> Exercise directions
Would you write out the listing verbatim and skip every picture in it?

___

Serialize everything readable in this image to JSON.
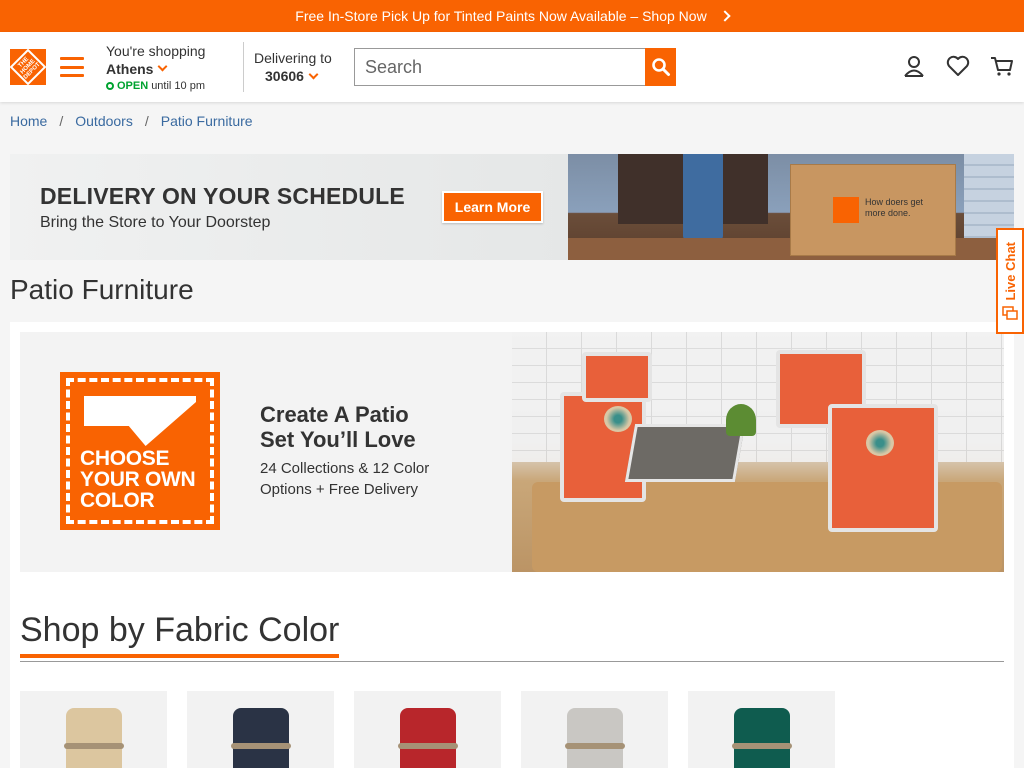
{
  "promo": {
    "text": "Free In-Store Pick Up for Tinted Paints Now Available – Shop Now"
  },
  "header": {
    "logo_text": "THE HOME DEPOT",
    "store": {
      "label": "You're shopping",
      "name": "Athens",
      "status": "OPEN",
      "hours": "until 10 pm"
    },
    "delivery": {
      "label": "Delivering to",
      "zip": "30606"
    },
    "search": {
      "placeholder": "Search"
    }
  },
  "breadcrumb": {
    "items": [
      "Home",
      "Outdoors",
      "Patio Furniture"
    ],
    "separator": "/"
  },
  "banner": {
    "headline": "DELIVERY ON YOUR SCHEDULE",
    "subhead": "Bring the Store to Your Doorstep",
    "button": "Learn More",
    "box_text": "How doers get more done."
  },
  "live_chat": {
    "label": "Live Chat"
  },
  "page": {
    "title": "Patio Furniture"
  },
  "hero": {
    "stamp_text": "CHOOSE YOUR OWN COLOR",
    "headline_1": "Create A Patio",
    "headline_2": "Set You’ll Love",
    "desc_1": "24 Collections & 12 Color",
    "desc_2": "Options + Free Delivery"
  },
  "fabric": {
    "heading": "Shop by Fabric Color",
    "swatches": [
      {
        "name": "beige",
        "color": "#dcc69f"
      },
      {
        "name": "navy",
        "color": "#2a3345"
      },
      {
        "name": "red",
        "color": "#b8262b"
      },
      {
        "name": "gray",
        "color": "#c9c7c3"
      },
      {
        "name": "green",
        "color": "#0f5c4f"
      }
    ]
  },
  "colors": {
    "brand": "#f96302",
    "open_green": "#00a330",
    "link": "#3a6aa0"
  }
}
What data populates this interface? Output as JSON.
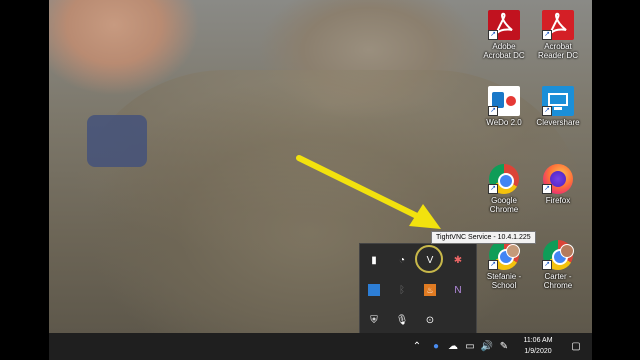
{
  "desktop": {
    "icons": [
      {
        "label": "Adobe\nAcrobat DC",
        "icon": "adobe-acrobat-icon"
      },
      {
        "label": "Acrobat\nReader DC",
        "icon": "acrobat-reader-icon"
      },
      {
        "label": "WeDo 2.0",
        "icon": "wedo-icon"
      },
      {
        "label": "Clevershare",
        "icon": "clevershare-icon"
      },
      {
        "label": "Google\nChrome",
        "icon": "chrome-icon"
      },
      {
        "label": "Firefox",
        "icon": "firefox-icon"
      },
      {
        "label": "Stefanie -\nSchool",
        "icon": "chrome-profile-icon"
      },
      {
        "label": "Carter -\nChrome",
        "icon": "chrome-profile-icon"
      }
    ]
  },
  "tooltip": {
    "text": "TightVNC Service - 10.4.1.225"
  },
  "tray_flyout": {
    "icons": [
      "usb-icon",
      "vnc-server-icon",
      "tightvnc-icon",
      "app-icon",
      "defender-icon",
      "bluetooth-icon",
      "java-icon",
      "onenote-icon",
      "security-shield-icon",
      "microphone-icon",
      "record-icon"
    ]
  },
  "taskbar": {
    "time": "11:06 AM",
    "date": "1/9/2020",
    "tray": [
      "chevron-up-icon",
      "network-icon",
      "cloud-icon",
      "network-wired-icon",
      "volume-icon",
      "pen-icon"
    ]
  },
  "colors": {
    "arrow": "#f2e20e",
    "taskbar": "#1f1f1f",
    "flyout": "#2b2b2b"
  }
}
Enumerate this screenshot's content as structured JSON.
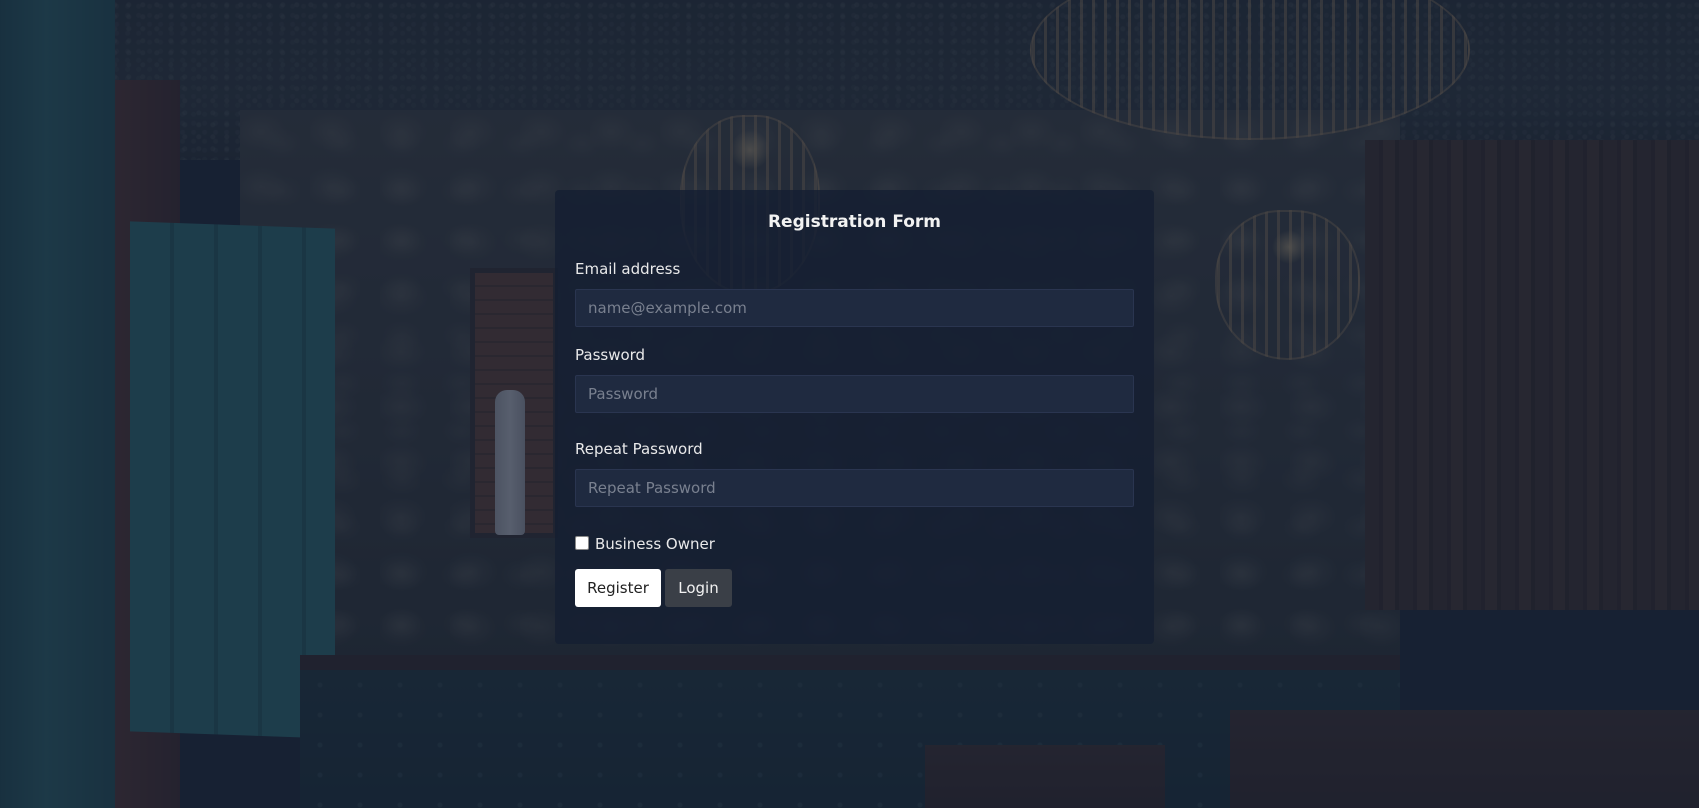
{
  "form": {
    "title": "Registration Form",
    "email": {
      "label": "Email address",
      "placeholder": "name@example.com",
      "value": ""
    },
    "password": {
      "label": "Password",
      "placeholder": "Password",
      "value": ""
    },
    "repeat_password": {
      "label": "Repeat Password",
      "placeholder": "Repeat Password",
      "value": ""
    },
    "business_owner": {
      "label": "Business Owner",
      "checked": false
    },
    "buttons": {
      "register": "Register",
      "login": "Login"
    }
  },
  "colors": {
    "card_background": "#151f32",
    "input_background": "#1f2a40",
    "register_button": "#ffffff",
    "login_button": "#3a3f47",
    "text": "#e9e9ea"
  }
}
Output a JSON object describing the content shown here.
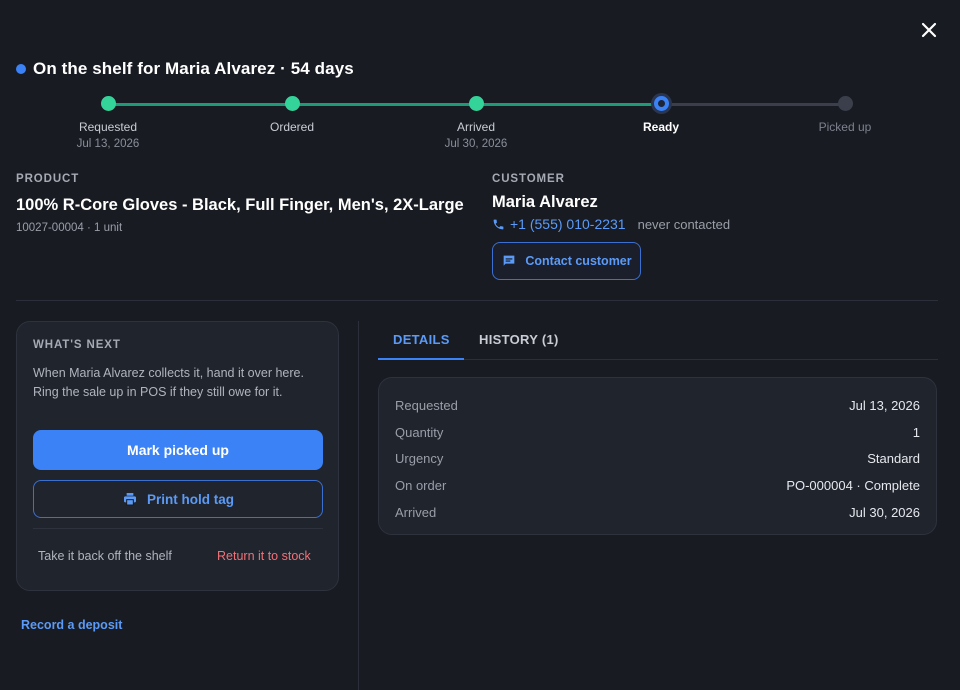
{
  "header": {
    "title": "On the shelf for Maria Alvarez · 54 days",
    "close_label": "close"
  },
  "stepper": [
    {
      "label": "Requested",
      "date": "Jul 13, 2026",
      "state": "done"
    },
    {
      "label": "Ordered",
      "date": "",
      "state": "done"
    },
    {
      "label": "Arrived",
      "date": "Jul 30, 2026",
      "state": "done"
    },
    {
      "label": "Ready",
      "date": "",
      "state": "current"
    },
    {
      "label": "Picked up",
      "date": "",
      "state": "todo"
    }
  ],
  "product": {
    "section_label": "PRODUCT",
    "name": "100% R-Core Gloves - Black, Full Finger, Men's, 2X-Large",
    "meta": "10027-00004 · 1 unit"
  },
  "customer": {
    "section_label": "CUSTOMER",
    "name": "Maria Alvarez",
    "phone": "+1 (555) 010-2231",
    "contact_status": "never contacted",
    "contact_button": "Contact customer"
  },
  "next": {
    "section_label": "WHAT'S NEXT",
    "text": "When Maria Alvarez collects it, hand it over here. Ring the sale up in POS if they still owe for it.",
    "primary_button": "Mark picked up",
    "secondary_button": "Print hold tag",
    "back_off_text": "Take it back off the shelf",
    "return_link": "Return it to stock"
  },
  "record_deposit": "Record a deposit",
  "tabs": [
    {
      "label": "DETAILS",
      "active": true
    },
    {
      "label": "HISTORY (1)",
      "active": false
    }
  ],
  "details": [
    {
      "label": "Requested",
      "value": "Jul 13, 2026"
    },
    {
      "label": "Quantity",
      "value": "1"
    },
    {
      "label": "Urgency",
      "value": "Standard"
    },
    {
      "label": "On order",
      "value": "PO-000004 · Complete"
    },
    {
      "label": "Arrived",
      "value": "Jul 30, 2026"
    }
  ],
  "colors": {
    "accent": "#3b82f6",
    "success": "#34d399",
    "danger": "#f07178",
    "background": "#181b22"
  },
  "icons": {
    "close": "close-icon",
    "phone": "phone-icon",
    "chat": "chat-icon",
    "printer": "printer-icon"
  }
}
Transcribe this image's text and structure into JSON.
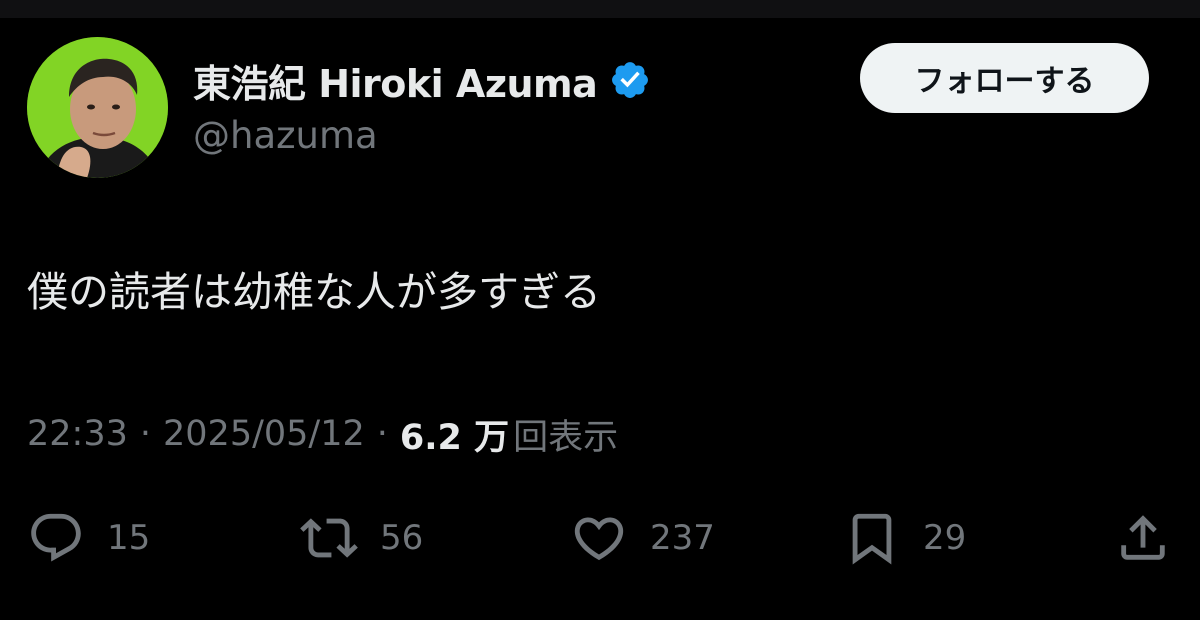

___

> Answer to this exercise
Serialize everything readable in this image to JSON.
{
  "promo": {
    "text": "Free In-Store Pick Up for Tinted Paints Now Available – Shop Now"
  },
  "header": {
    "logo_text": "THE HOME DEPOT",
    "store": {
      "label": "You're shopping",
      "name": "Athens",
      "status": "OPEN",
      "hours": "until 10 pm"
    },
    "delivery": {
      "label": "Delivering to",
      "zip": "30606"
    },
    "search": {
      "placeholder": "Search"
    }
  },
  "breadcrumb": {
    "items": [
      "Home",
      "Outdoors",
      "Patio Furniture"
    ],
    "separator": "/"
  },
  "banner": {
    "headline": "DELIVERY ON YOUR SCHEDULE",
    "subhead": "Bring the Store to Your Doorstep",
    "button": "Learn More",
    "box_text": "How doers get more done."
  },
  "live_chat": {
    "label": "Live Chat"
  },
  "page": {
    "title": "Patio Furniture"
  },
  "hero": {
    "stamp_text": "CHOOSE YOUR OWN COLOR",
    "headline_1": "Create A Patio",
    "headline_2": "Set You’ll Love",
    "desc_1": "24 Collections & 12 Color",
    "desc_2": "Options + Free Delivery"
  },
  "fabric": {
    "heading": "Shop by Fabric Color",
    "swatches": [
      {
        "name": "beige",
        "color": "#dcc69f"
      },
      {
        "name": "navy",
        "color": "#2a3345"
      },
      {
        "name": "red",
        "color": "#b8262b"
      },
      {
        "name": "gray",
        "color": "#c9c7c3"
      },
      {
        "name": "green",
        "color": "#0f5c4f"
      }
    ]
  },
  "colors": {
    "brand": "#f96302",
    "open_green": "#00a330",
    "link": "#3a6aa0"
  }
}
What data populates this interface? Output as JSON.
{
  "desktop": {
    "icons": [
      {
        "label": "Adobe\nAcrobat DC",
        "icon": "adobe-acrobat-icon"
      },
      {
        "label": "Acrobat\nReader DC",
        "icon": "acrobat-reader-icon"
      },
      {
        "label": "WeDo 2.0",
        "icon": "wedo-icon"
      },
      {
        "label": "Clevershare",
        "icon": "clevershare-icon"
      },
      {
        "label": "Google\nChrome",
        "icon": "chrome-icon"
      },
      {
        "label": "Firefox",
        "icon": "firefox-icon"
      },
      {
        "label": "Stefanie -\nSchool",
        "icon": "chrome-profile-icon"
      },
      {
        "label": "Carter -\nChrome",
        "icon": "chrome-profile-icon"
      }
    ]
  },
  "tooltip": {
    "text": "TightVNC Service - 10.4.1.225"
  },
  "tray_flyout": {
    "icons": [
      "usb-icon",
      "vnc-server-icon",
      "tightvnc-icon",
      "app-icon",
      "defender-icon",
      "bluetooth-icon",
      "java-icon",
      "onenote-icon",
      "security-shield-icon",
      "microphone-icon",
      "record-icon"
    ]
  },
  "taskbar": {
    "time": "11:06 AM",
    "date": "1/9/2020",
    "tray": [
      "chevron-up-icon",
      "network-icon",
      "cloud-icon",
      "network-wired-icon",
      "volume-icon",
      "pen-icon"
    ]
  },
  "colors": {
    "arrow": "#f2e20e",
    "taskbar": "#1f1f1f",
    "flyout": "#2b2b2b"
  }
}
Enumerate this screenshot's content as structured JSON.
{
  "form": {
    "title": "Registration Form",
    "email": {
      "label": "Email address",
      "placeholder": "name@example.com",
      "value": ""
    },
    "password": {
      "label": "Password",
      "placeholder": "Password",
      "value": ""
    },
    "repeat_password": {
      "label": "Repeat Password",
      "placeholder": "Repeat Password",
      "value": ""
    },
    "business_owner": {
      "label": "Business Owner",
      "checked": false
    },
    "buttons": {
      "register": "Register",
      "login": "Login"
    }
  },
  "colors": {
    "card_background": "#151f32",
    "input_background": "#1f2a40",
    "register_button": "#ffffff",
    "login_button": "#3a3f47",
    "text": "#e9e9ea"
  }
}
Output a JSON object describing the content shown here.
{
  "header": {
    "title": "On the shelf for Maria Alvarez · 54 days",
    "close_label": "close"
  },
  "stepper": [
    {
      "label": "Requested",
      "date": "Jul 13, 2026",
      "state": "done"
    },
    {
      "label": "Ordered",
      "date": "",
      "state": "done"
    },
    {
      "label": "Arrived",
      "date": "Jul 30, 2026",
      "state": "done"
    },
    {
      "label": "Ready",
      "date": "",
      "state": "current"
    },
    {
      "label": "Picked up",
      "date": "",
      "state": "todo"
    }
  ],
  "product": {
    "section_label": "PRODUCT",
    "name": "100% R-Core Gloves - Black, Full Finger, Men's, 2X-Large",
    "meta": "10027-00004 · 1 unit"
  },
  "customer": {
    "section_label": "CUSTOMER",
    "name": "Maria Alvarez",
    "phone": "+1 (555) 010-2231",
    "contact_status": "never contacted",
    "contact_button": "Contact customer"
  },
  "next": {
    "section_label": "WHAT'S NEXT",
    "text": "When Maria Alvarez collects it, hand it over here. Ring the sale up in POS if they still owe for it.",
    "primary_button": "Mark picked up",
    "secondary_button": "Print hold tag",
    "back_off_text": "Take it back off the shelf",
    "return_link": "Return it to stock"
  },
  "record_deposit": "Record a deposit",
  "tabs": [
    {
      "label": "DETAILS",
      "active": true
    },
    {
      "label": "HISTORY (1)",
      "active": false
    }
  ],
  "details": [
    {
      "label": "Requested",
      "value": "Jul 13, 2026"
    },
    {
      "label": "Quantity",
      "value": "1"
    },
    {
      "label": "Urgency",
      "value": "Standard"
    },
    {
      "label": "On order",
      "value": "PO-000004 · Complete"
    },
    {
      "label": "Arrived",
      "value": "Jul 30, 2026"
    }
  ],
  "colors": {
    "accent": "#3b82f6",
    "success": "#34d399",
    "danger": "#f07178",
    "background": "#181b22"
  },
  "icons": {
    "close": "close-icon",
    "phone": "phone-icon",
    "chat": "chat-icon",
    "printer": "printer-icon"
  }
}
Transcribe this image's text and structure into JSON.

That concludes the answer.